--- Material for the task ---

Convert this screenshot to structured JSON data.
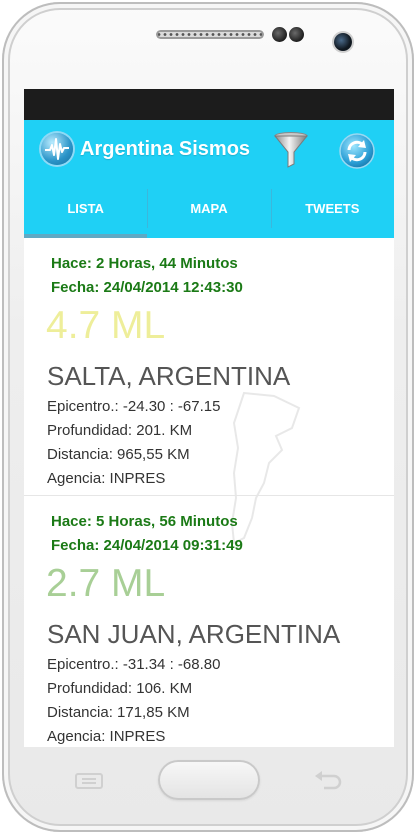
{
  "app": {
    "title": "Argentina Sismos"
  },
  "colors": {
    "actionbar": "#1fd0f5",
    "date_text": "#1b7a16",
    "status_bar": "#1c1c1c"
  },
  "icons": {
    "app": "seismograph-icon",
    "filter": "funnel-icon",
    "refresh": "refresh-icon"
  },
  "tabs": [
    {
      "label": "LISTA",
      "selected": true
    },
    {
      "label": "MAPA",
      "selected": false
    },
    {
      "label": "TWEETS",
      "selected": false
    }
  ],
  "quakes": [
    {
      "hace": "Hace: 2 Horas, 44 Minutos",
      "fecha": "Fecha: 24/04/2014 12:43:30",
      "magnitude": "4.7 ML",
      "magnitude_color": "#eeee9a",
      "place": "SALTA, ARGENTINA",
      "epicentro": "Epicentro.: -24.30 : -67.15",
      "profundidad": "Profundidad: 201. KM",
      "distancia": "Distancia: 965,55 KM",
      "agencia": "Agencia: INPRES"
    },
    {
      "hace": "Hace: 5 Horas, 56 Minutos",
      "fecha": "Fecha: 24/04/2014 09:31:49",
      "magnitude": "2.7 ML",
      "magnitude_color": "#a8cf96",
      "place": "SAN JUAN, ARGENTINA",
      "epicentro": "Epicentro.: -31.34 : -68.80",
      "profundidad": "Profundidad: 106. KM",
      "distancia": "Distancia: 171,85 KM",
      "agencia": "Agencia: INPRES"
    }
  ]
}
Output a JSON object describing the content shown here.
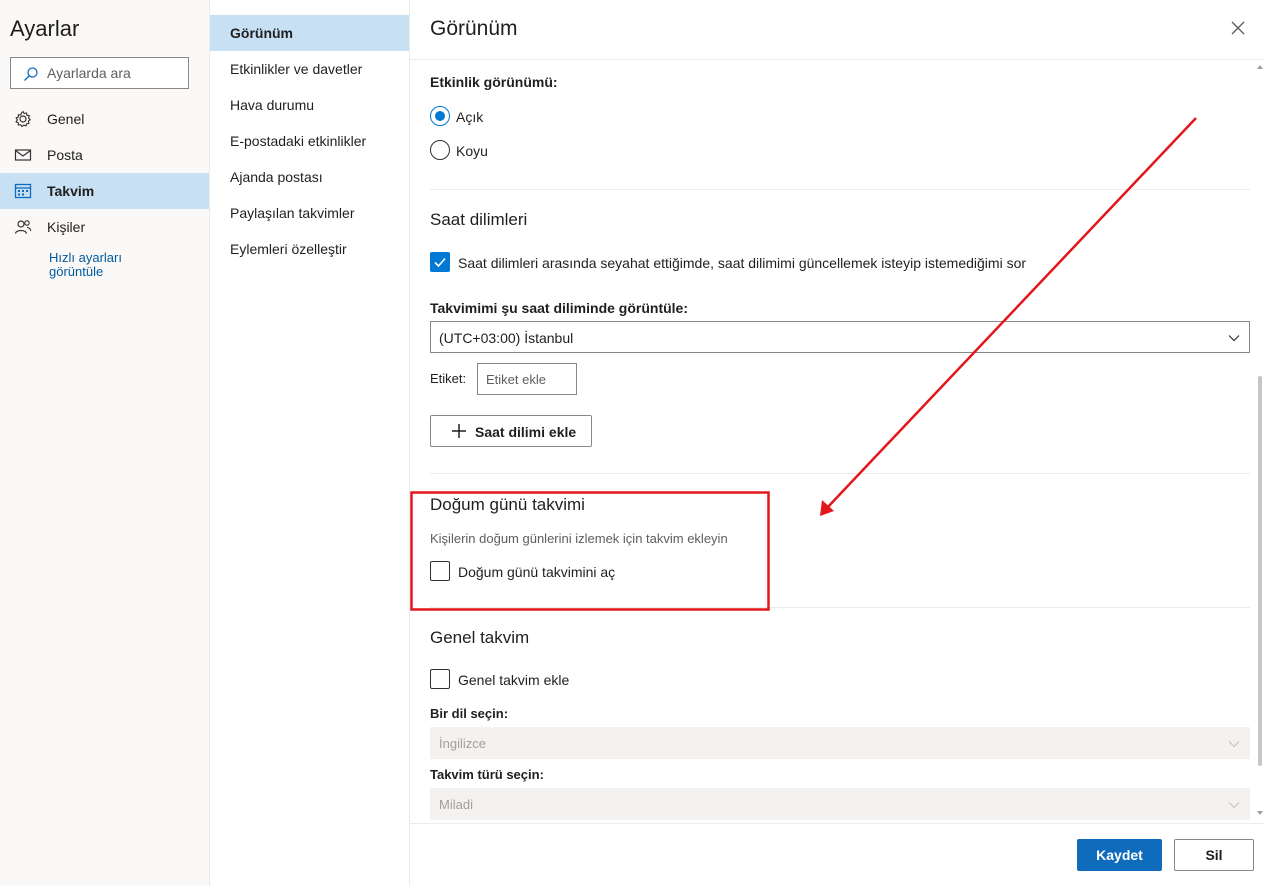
{
  "sidebar": {
    "title": "Ayarlar",
    "search_placeholder": "Ayarlarda ara",
    "items": [
      {
        "label": "Genel",
        "icon": "gear-icon"
      },
      {
        "label": "Posta",
        "icon": "mail-icon"
      },
      {
        "label": "Takvim",
        "icon": "calendar-icon",
        "active": true
      },
      {
        "label": "Kişiler",
        "icon": "people-icon"
      }
    ],
    "quick_settings": "Hızlı ayarları görüntüle"
  },
  "submenu": {
    "items": [
      {
        "label": "Görünüm",
        "active": true
      },
      {
        "label": "Etkinlikler ve davetler"
      },
      {
        "label": "Hava durumu"
      },
      {
        "label": "E-postadaki etkinlikler"
      },
      {
        "label": "Ajanda postası"
      },
      {
        "label": "Paylaşılan takvimler"
      },
      {
        "label": "Eylemleri özelleştir"
      }
    ]
  },
  "panel": {
    "title": "Görünüm",
    "event_appearance": {
      "label": "Etkinlik görünümü:",
      "options": [
        {
          "label": "Açık",
          "selected": true
        },
        {
          "label": "Koyu",
          "selected": false
        }
      ]
    },
    "time_zones": {
      "heading": "Saat dilimleri",
      "travel_checkbox": {
        "label": "Saat dilimleri arasında seyahat ettiğimde, saat dilimimi güncellemek isteyip istemediğimi sor",
        "checked": true
      },
      "display_label": "Takvimimi şu saat diliminde görüntüle:",
      "selected_zone": "(UTC+03:00) İstanbul",
      "tag_label": "Etiket:",
      "tag_placeholder": "Etiket ekle",
      "add_zone_button": "Saat dilimi ekle"
    },
    "birthday_calendar": {
      "heading": "Doğum günü takvimi",
      "description": "Kişilerin doğum günlerini izlemek için takvim ekleyin",
      "checkbox": {
        "label": "Doğum günü takvimini aç",
        "checked": false
      }
    },
    "public_calendar": {
      "heading": "Genel takvim",
      "checkbox": {
        "label": "Genel takvim ekle",
        "checked": false
      },
      "language_label": "Bir dil seçin:",
      "language_value": "İngilizce",
      "type_label": "Takvim türü seçin:",
      "type_value": "Miladi"
    }
  },
  "footer": {
    "save_label": "Kaydet",
    "discard_label": "Sil"
  },
  "colors": {
    "accent": "#0078d4",
    "active_nav": "#c7e0f4",
    "annotation": "#e3161b"
  }
}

---

Copy every line of the listing that contains the word "heading".

(Solved exercise):
      "heading": "Saat dilimleri",
      "heading": "Doğum günü takvimi",
      "heading": "Genel takvim",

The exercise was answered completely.